Single out the lines of the material that contain "this" and copy them.

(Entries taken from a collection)
════

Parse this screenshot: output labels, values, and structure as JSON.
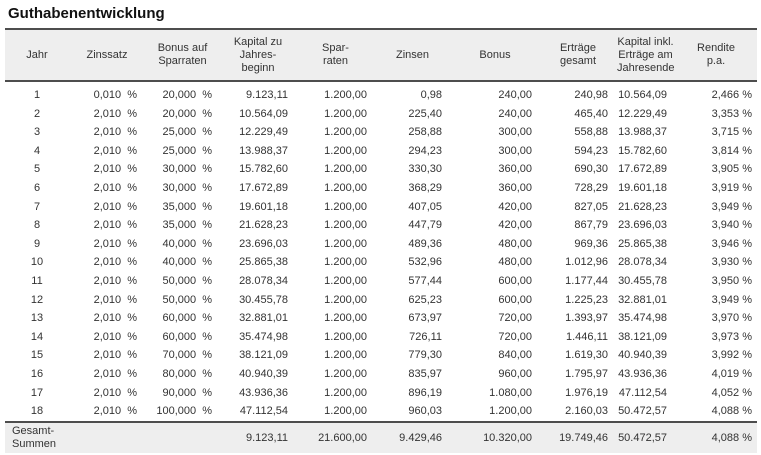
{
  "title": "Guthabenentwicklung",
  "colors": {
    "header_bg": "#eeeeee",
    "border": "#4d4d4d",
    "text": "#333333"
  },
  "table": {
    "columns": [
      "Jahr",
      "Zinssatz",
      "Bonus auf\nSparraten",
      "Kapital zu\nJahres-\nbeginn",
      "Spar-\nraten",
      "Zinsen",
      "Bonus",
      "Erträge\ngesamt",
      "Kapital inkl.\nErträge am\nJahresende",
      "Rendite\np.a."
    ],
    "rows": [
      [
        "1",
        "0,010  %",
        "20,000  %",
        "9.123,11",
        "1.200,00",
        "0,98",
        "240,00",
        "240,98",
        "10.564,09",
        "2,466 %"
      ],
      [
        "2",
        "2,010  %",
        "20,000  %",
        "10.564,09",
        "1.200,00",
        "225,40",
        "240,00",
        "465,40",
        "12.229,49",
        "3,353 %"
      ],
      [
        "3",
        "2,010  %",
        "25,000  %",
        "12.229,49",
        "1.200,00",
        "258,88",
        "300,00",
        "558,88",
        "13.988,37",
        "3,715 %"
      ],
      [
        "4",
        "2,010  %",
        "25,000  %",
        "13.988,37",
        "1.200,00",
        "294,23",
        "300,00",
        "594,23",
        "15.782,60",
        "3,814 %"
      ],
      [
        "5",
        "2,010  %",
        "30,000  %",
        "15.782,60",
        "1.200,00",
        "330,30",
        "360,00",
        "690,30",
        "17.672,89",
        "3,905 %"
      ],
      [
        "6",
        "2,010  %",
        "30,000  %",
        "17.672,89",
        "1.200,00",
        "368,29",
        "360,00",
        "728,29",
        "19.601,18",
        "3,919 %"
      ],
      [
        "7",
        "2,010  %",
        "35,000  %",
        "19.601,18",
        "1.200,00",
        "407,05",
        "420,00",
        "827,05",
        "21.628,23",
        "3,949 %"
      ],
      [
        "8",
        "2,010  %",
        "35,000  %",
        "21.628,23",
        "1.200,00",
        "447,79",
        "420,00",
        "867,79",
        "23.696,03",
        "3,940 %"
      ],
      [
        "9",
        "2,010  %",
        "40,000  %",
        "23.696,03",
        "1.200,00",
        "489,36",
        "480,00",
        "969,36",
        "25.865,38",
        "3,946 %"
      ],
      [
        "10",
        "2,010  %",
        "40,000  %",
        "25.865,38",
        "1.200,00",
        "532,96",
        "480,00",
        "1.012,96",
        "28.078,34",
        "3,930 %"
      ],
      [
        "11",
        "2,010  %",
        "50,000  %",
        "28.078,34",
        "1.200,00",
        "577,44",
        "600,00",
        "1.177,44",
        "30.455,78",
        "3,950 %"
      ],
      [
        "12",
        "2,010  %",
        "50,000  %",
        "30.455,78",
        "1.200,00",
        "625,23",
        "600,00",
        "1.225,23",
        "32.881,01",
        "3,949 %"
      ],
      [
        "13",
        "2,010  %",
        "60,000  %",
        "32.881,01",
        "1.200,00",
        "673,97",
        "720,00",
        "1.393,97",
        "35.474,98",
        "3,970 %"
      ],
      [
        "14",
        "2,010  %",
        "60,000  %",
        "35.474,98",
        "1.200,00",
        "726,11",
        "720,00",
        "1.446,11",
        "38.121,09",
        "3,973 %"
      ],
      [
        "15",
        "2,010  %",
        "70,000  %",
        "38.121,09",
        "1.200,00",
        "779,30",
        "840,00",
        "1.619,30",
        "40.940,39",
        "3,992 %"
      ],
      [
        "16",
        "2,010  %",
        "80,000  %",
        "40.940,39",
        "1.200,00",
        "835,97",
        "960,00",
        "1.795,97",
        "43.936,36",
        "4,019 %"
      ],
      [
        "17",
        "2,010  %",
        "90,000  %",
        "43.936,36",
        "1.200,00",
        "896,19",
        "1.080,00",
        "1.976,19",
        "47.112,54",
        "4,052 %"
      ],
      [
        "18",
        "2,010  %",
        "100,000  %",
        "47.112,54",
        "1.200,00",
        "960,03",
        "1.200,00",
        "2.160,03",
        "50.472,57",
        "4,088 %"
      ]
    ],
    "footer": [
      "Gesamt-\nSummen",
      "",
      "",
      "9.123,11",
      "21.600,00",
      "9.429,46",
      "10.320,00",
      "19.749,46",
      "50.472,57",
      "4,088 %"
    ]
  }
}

════

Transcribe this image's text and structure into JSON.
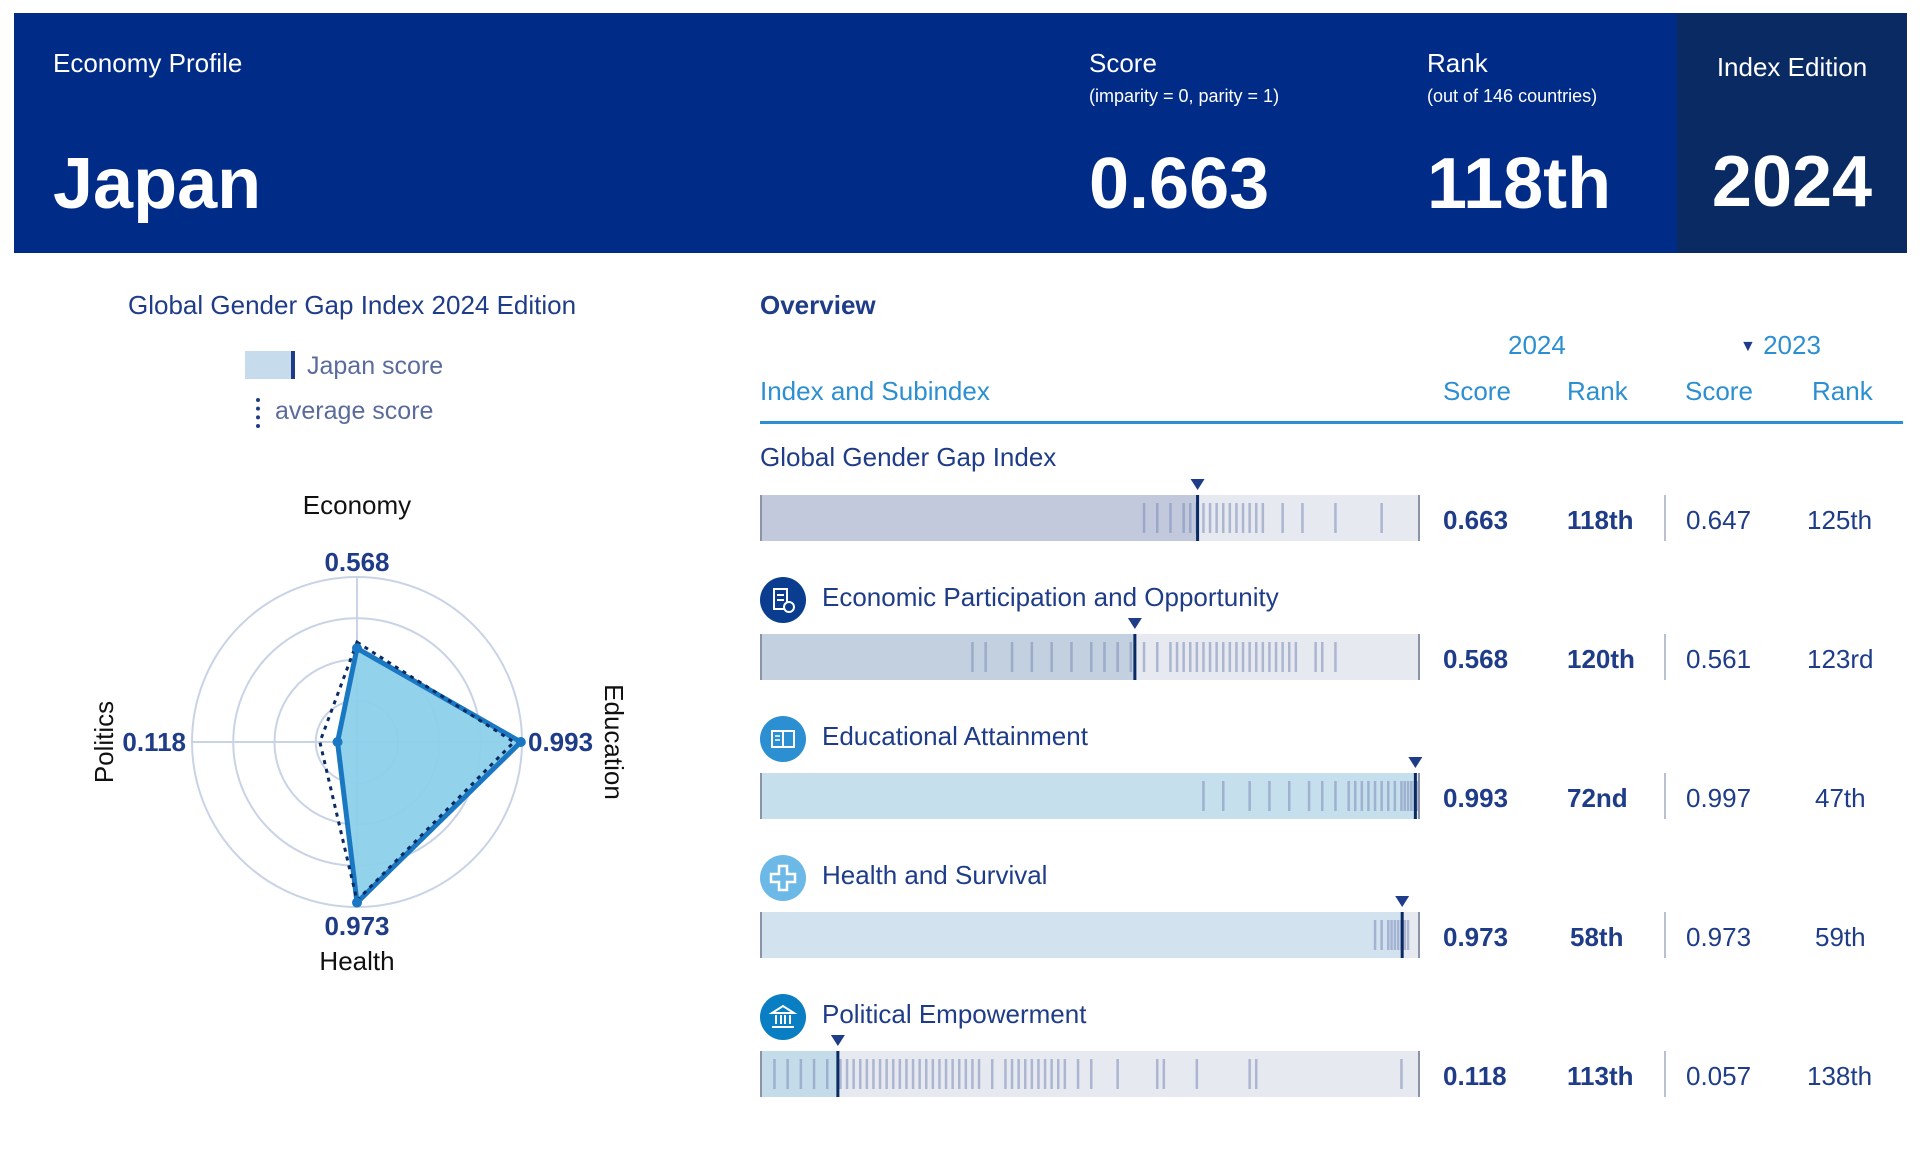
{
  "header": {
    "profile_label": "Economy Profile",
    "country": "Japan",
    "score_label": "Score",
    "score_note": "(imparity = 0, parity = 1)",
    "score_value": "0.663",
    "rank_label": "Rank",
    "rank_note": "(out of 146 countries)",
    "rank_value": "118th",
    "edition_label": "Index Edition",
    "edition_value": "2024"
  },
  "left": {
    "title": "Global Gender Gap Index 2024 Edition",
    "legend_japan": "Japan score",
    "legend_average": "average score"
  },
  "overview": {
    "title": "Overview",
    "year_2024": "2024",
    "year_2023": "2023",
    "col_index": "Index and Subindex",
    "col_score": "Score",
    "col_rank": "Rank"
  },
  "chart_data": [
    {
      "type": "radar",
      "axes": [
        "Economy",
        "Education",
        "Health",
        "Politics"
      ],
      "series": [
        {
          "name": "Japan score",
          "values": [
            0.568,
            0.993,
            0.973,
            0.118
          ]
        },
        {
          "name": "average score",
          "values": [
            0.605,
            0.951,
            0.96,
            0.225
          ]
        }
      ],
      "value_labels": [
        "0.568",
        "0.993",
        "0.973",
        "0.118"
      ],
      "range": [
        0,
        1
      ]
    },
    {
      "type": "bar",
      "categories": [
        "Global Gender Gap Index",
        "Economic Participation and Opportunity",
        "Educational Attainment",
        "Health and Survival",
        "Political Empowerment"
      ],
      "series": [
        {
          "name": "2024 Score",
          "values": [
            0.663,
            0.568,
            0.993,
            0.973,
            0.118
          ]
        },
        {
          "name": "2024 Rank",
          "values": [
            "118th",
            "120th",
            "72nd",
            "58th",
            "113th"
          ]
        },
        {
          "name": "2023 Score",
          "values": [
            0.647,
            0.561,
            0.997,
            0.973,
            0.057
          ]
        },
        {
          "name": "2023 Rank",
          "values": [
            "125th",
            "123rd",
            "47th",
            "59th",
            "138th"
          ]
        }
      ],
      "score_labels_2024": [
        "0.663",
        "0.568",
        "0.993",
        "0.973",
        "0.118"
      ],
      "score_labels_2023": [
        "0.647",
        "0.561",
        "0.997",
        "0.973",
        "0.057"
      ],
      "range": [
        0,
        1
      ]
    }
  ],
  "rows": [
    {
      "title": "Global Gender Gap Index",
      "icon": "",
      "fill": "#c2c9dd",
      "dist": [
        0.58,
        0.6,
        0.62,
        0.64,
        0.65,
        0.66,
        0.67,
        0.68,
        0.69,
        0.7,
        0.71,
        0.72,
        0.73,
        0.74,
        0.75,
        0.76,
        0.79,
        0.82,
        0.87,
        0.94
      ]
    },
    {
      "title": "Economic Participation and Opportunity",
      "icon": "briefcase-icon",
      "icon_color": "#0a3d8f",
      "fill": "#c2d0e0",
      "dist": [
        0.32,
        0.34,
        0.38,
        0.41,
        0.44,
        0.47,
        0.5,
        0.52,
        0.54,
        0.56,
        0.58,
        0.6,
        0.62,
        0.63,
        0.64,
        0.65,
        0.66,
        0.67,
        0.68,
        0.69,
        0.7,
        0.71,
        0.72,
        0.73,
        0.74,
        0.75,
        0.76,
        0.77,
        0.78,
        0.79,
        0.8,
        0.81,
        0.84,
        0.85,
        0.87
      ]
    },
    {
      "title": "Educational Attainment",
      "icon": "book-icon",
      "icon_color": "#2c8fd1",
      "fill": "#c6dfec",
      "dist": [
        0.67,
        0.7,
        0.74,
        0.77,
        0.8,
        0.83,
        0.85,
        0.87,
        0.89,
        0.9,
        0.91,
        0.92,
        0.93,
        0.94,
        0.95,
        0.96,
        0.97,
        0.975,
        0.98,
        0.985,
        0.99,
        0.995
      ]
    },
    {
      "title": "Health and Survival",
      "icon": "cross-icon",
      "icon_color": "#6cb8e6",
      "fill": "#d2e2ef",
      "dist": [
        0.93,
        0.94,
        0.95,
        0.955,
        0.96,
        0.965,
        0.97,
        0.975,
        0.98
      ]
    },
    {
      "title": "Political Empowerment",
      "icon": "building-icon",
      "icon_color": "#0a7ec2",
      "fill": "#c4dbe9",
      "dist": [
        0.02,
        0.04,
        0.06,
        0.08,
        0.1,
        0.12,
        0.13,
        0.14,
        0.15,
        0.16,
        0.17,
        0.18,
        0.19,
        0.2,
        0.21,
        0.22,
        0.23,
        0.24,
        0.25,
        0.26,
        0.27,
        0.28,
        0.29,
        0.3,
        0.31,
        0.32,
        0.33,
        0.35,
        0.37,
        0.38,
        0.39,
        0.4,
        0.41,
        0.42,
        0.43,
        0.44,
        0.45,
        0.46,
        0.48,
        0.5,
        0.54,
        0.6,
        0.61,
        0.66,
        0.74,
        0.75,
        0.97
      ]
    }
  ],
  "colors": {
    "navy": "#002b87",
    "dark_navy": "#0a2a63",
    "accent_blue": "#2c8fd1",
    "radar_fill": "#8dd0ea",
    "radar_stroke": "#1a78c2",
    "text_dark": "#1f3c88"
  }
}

════

COMPLETE ANSWER
Parse this screenshot: output labels, values, and structure as JSON.
Transcribe this image's text and structure into JSON.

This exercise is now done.